**WORK INSTRUCTIONS:**
Look for the string "School" in every line, and copy each line that has it.

**DATA PROVIDED:**
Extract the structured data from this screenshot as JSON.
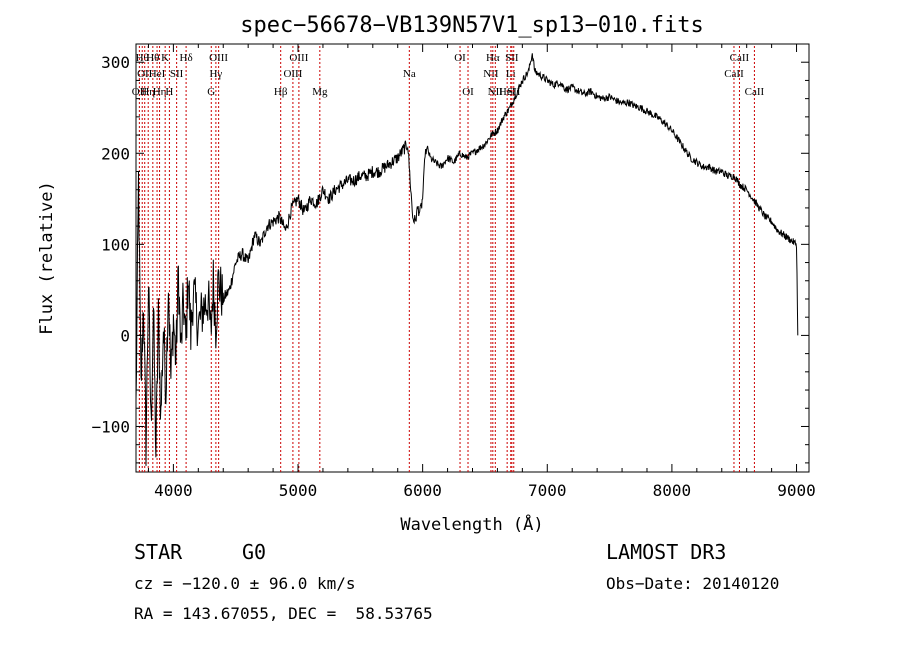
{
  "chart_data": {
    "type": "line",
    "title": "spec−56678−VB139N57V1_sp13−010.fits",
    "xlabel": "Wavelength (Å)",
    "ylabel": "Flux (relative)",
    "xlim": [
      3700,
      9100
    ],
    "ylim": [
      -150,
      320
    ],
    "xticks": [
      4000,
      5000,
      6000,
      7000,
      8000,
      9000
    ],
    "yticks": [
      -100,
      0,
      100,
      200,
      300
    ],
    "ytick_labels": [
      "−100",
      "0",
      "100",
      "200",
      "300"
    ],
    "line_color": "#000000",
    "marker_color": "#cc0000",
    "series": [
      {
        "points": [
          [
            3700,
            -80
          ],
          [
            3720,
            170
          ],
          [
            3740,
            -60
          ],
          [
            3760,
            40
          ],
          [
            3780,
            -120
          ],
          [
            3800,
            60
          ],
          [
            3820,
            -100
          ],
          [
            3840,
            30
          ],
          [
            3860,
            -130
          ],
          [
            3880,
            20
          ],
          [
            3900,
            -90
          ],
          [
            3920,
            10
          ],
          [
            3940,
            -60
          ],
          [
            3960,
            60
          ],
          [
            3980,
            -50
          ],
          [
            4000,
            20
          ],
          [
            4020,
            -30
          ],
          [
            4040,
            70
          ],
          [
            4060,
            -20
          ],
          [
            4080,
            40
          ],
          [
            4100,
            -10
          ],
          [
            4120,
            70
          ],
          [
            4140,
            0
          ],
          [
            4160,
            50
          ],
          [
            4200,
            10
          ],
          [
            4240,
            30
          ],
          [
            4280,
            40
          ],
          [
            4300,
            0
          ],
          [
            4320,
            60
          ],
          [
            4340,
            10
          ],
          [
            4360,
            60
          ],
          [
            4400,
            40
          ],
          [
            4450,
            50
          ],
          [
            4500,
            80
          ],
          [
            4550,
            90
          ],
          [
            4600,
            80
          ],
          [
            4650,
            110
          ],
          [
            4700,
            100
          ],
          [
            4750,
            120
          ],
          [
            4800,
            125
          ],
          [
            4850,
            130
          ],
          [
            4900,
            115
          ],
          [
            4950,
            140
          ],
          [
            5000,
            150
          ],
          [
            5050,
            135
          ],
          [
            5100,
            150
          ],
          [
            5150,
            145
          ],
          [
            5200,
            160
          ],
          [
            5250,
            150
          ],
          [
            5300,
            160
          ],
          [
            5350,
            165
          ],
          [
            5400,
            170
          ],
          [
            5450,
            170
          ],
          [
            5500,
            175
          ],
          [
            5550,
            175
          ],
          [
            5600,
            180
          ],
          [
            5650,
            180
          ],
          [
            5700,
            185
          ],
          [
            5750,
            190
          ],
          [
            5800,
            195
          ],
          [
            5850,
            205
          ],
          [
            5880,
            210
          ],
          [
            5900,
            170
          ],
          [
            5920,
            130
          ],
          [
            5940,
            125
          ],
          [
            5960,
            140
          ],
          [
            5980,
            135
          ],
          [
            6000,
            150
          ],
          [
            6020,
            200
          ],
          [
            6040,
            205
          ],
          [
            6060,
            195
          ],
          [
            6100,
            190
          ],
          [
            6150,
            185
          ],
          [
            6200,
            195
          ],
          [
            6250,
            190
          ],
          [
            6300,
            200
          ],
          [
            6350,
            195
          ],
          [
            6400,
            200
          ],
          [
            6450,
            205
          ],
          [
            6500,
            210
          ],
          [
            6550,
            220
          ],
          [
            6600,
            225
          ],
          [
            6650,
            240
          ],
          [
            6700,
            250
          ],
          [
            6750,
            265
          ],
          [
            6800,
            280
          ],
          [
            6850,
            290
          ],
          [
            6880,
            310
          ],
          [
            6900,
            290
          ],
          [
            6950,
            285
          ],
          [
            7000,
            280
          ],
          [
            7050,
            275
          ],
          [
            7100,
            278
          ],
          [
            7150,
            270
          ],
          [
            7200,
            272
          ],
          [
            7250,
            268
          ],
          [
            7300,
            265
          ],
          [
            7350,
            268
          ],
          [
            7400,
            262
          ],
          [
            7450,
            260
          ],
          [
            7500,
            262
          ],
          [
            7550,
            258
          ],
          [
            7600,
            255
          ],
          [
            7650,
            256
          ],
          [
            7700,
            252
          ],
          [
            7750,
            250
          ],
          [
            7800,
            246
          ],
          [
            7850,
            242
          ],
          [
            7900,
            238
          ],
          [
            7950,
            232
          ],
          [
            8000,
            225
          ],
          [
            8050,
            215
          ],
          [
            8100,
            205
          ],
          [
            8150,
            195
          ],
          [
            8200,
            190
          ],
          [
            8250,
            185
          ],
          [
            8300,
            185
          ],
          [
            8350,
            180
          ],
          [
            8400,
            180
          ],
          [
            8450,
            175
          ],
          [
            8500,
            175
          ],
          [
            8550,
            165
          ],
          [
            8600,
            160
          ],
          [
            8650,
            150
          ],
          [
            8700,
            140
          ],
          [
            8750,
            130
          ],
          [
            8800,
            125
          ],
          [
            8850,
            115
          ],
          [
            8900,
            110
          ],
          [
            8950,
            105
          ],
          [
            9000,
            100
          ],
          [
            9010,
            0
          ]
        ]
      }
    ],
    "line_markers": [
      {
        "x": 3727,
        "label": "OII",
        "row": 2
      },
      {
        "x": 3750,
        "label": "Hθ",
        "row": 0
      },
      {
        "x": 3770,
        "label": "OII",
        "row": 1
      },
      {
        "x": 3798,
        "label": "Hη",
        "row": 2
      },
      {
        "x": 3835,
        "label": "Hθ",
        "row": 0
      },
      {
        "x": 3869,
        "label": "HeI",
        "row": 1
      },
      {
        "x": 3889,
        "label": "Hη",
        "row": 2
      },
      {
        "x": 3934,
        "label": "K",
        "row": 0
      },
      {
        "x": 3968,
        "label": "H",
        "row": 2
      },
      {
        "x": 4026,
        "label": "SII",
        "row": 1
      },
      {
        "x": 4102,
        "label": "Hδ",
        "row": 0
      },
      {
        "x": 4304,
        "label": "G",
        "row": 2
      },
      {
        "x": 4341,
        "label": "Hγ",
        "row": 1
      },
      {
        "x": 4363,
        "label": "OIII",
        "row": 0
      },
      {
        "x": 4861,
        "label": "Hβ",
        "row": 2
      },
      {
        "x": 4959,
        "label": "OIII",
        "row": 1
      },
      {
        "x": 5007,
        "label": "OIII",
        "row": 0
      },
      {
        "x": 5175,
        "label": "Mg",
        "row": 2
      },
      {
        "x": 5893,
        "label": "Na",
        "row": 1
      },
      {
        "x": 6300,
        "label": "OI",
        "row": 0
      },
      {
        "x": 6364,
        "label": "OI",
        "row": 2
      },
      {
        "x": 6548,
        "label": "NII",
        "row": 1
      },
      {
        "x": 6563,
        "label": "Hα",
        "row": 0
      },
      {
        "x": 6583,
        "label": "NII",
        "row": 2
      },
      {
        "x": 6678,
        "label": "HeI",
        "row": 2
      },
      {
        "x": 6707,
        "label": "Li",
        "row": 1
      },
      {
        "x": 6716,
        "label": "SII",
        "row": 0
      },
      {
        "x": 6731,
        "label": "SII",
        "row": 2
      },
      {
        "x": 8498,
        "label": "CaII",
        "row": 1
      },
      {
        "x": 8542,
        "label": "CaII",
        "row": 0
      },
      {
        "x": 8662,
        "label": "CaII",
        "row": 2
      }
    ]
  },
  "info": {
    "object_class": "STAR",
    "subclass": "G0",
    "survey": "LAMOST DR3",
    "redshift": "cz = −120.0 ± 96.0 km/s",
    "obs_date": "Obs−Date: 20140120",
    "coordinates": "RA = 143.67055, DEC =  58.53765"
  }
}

---

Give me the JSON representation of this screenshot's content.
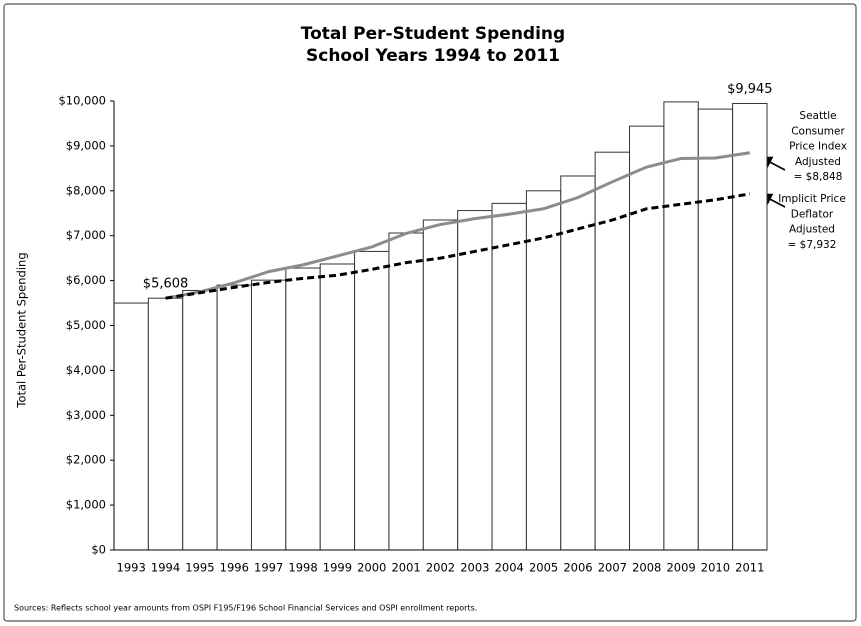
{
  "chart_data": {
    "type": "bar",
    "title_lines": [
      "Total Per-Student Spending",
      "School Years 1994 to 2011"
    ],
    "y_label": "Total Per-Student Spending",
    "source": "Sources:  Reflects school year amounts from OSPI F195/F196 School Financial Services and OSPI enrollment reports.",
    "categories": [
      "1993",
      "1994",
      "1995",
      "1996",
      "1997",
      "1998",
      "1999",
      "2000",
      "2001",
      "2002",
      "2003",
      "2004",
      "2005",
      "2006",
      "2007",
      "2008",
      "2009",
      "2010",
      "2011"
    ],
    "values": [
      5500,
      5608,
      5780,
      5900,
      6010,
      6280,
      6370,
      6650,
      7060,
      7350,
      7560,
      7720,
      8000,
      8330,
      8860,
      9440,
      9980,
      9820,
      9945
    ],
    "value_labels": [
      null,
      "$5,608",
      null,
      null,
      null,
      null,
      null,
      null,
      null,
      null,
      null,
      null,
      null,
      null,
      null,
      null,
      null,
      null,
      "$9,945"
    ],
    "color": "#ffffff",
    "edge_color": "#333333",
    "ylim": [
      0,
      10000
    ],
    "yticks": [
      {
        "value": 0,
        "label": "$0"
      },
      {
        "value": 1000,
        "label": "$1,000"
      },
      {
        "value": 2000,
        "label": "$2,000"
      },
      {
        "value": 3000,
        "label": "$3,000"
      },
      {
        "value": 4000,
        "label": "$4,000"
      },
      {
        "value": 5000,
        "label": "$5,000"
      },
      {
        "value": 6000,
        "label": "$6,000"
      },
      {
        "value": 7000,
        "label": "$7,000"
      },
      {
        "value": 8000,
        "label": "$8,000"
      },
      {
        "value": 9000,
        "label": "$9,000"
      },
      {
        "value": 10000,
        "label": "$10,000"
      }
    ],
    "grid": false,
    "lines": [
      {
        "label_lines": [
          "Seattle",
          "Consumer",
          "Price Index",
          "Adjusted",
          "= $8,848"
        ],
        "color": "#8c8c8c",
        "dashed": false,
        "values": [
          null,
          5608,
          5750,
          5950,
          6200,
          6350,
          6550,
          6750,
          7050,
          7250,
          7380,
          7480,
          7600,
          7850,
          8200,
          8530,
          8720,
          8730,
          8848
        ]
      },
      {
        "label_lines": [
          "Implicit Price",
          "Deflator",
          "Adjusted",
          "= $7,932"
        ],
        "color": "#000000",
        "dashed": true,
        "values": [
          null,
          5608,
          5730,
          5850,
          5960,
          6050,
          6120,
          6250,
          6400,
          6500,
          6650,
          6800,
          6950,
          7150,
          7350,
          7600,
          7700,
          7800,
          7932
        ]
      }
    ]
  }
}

**RESPONSE TO THE TASK:**
      "School Years 1994 to 2011"
    "source": "Sources:  Reflects school year amounts from OSPI F195/F196 School Financial Services and OSPI enrollment reports.",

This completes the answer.